— START Material for this exercise —

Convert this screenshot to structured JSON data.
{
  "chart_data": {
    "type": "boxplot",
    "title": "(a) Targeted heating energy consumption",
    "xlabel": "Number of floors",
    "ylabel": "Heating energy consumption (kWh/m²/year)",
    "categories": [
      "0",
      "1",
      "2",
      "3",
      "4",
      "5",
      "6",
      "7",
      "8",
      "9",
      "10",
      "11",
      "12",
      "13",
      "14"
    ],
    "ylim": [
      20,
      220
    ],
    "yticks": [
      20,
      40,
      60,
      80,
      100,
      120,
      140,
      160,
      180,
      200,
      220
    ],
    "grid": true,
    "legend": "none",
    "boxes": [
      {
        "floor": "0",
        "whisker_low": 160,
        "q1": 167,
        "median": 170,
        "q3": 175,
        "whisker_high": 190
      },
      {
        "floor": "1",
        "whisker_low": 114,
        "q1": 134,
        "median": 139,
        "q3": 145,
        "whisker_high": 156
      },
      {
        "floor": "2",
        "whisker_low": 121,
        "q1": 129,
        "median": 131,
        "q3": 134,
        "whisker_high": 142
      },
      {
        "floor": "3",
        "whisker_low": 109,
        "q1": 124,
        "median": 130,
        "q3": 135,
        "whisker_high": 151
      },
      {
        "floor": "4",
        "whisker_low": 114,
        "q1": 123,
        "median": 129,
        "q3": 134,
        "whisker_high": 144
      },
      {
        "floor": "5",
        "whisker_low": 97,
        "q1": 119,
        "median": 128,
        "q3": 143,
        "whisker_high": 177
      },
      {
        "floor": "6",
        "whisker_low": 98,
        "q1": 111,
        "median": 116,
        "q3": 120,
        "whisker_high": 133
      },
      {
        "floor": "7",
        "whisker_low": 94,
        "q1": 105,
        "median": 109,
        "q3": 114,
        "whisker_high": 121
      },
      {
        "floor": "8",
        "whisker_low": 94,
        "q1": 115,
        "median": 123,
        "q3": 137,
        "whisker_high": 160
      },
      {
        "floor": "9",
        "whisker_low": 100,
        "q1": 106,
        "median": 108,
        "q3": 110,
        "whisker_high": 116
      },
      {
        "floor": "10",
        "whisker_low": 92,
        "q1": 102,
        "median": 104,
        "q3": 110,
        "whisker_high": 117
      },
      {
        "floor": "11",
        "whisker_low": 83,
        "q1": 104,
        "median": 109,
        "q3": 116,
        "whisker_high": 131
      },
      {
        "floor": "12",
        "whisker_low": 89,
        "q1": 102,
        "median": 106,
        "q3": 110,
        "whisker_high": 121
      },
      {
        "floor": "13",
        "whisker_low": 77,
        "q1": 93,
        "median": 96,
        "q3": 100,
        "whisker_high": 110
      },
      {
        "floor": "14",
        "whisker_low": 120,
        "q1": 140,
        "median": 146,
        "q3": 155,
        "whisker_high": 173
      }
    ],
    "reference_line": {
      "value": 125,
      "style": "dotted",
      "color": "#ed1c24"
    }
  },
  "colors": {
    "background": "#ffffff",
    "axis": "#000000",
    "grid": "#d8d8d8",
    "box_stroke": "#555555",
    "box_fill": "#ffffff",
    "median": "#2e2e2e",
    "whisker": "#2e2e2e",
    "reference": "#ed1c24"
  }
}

— END Material for this exercise —

- Given exercise
Extract each line of the listing above, copying it word for word.

- Written solution
Convert this screenshot to structured JSON data.
{
  "chart_data": {
    "type": "boxplot",
    "title": "(a) Targeted heating energy consumption",
    "xlabel": "Number of floors",
    "ylabel": "Heating energy consumption (kWh/m²/year)",
    "categories": [
      "0",
      "1",
      "2",
      "3",
      "4",
      "5",
      "6",
      "7",
      "8",
      "9",
      "10",
      "11",
      "12",
      "13",
      "14"
    ],
    "ylim": [
      20,
      220
    ],
    "yticks": [
      20,
      40,
      60,
      80,
      100,
      120,
      140,
      160,
      180,
      200,
      220
    ],
    "grid": true,
    "legend": "none",
    "boxes": [
      {
        "floor": "0",
        "whisker_low": 160,
        "q1": 167,
        "median": 170,
        "q3": 175,
        "whisker_high": 190
      },
      {
        "floor": "1",
        "whisker_low": 114,
        "q1": 134,
        "median": 139,
        "q3": 145,
        "whisker_high": 156
      },
      {
        "floor": "2",
        "whisker_low": 121,
        "q1": 129,
        "median": 131,
        "q3": 134,
        "whisker_high": 142
      },
      {
        "floor": "3",
        "whisker_low": 109,
        "q1": 124,
        "median": 130,
        "q3": 135,
        "whisker_high": 151
      },
      {
        "floor": "4",
        "whisker_low": 114,
        "q1": 123,
        "median": 129,
        "q3": 134,
        "whisker_high": 144
      },
      {
        "floor": "5",
        "whisker_low": 97,
        "q1": 119,
        "median": 128,
        "q3": 143,
        "whisker_high": 177
      },
      {
        "floor": "6",
        "whisker_low": 98,
        "q1": 111,
        "median": 116,
        "q3": 120,
        "whisker_high": 133
      },
      {
        "floor": "7",
        "whisker_low": 94,
        "q1": 105,
        "median": 109,
        "q3": 114,
        "whisker_high": 121
      },
      {
        "floor": "8",
        "whisker_low": 94,
        "q1": 115,
        "median": 123,
        "q3": 137,
        "whisker_high": 160
      },
      {
        "floor": "9",
        "whisker_low": 100,
        "q1": 106,
        "median": 108,
        "q3": 110,
        "whisker_high": 116
      },
      {
        "floor": "10",
        "whisker_low": 92,
        "q1": 102,
        "median": 104,
        "q3": 110,
        "whisker_high": 117
      },
      {
        "floor": "11",
        "whisker_low": 83,
        "q1": 104,
        "median": 109,
        "q3": 116,
        "whisker_high": 131
      },
      {
        "floor": "12",
        "whisker_low": 89,
        "q1": 102,
        "median": 106,
        "q3": 110,
        "whisker_high": 121
      },
      {
        "floor": "13",
        "whisker_low": 77,
        "q1": 93,
        "median": 96,
        "q3": 100,
        "whisker_high": 110
      },
      {
        "floor": "14",
        "whisker_low": 120,
        "q1": 140,
        "median": 146,
        "q3": 155,
        "whisker_high": 173
      }
    ],
    "reference_line": {
      "value": 125,
      "style": "dotted",
      "color": "#ed1c24"
    }
  },
  "colors": {
    "background": "#ffffff",
    "axis": "#000000",
    "grid": "#d8d8d8",
    "box_stroke": "#555555",
    "box_fill": "#ffffff",
    "median": "#2e2e2e",
    "whisker": "#2e2e2e",
    "reference": "#ed1c24"
  }
}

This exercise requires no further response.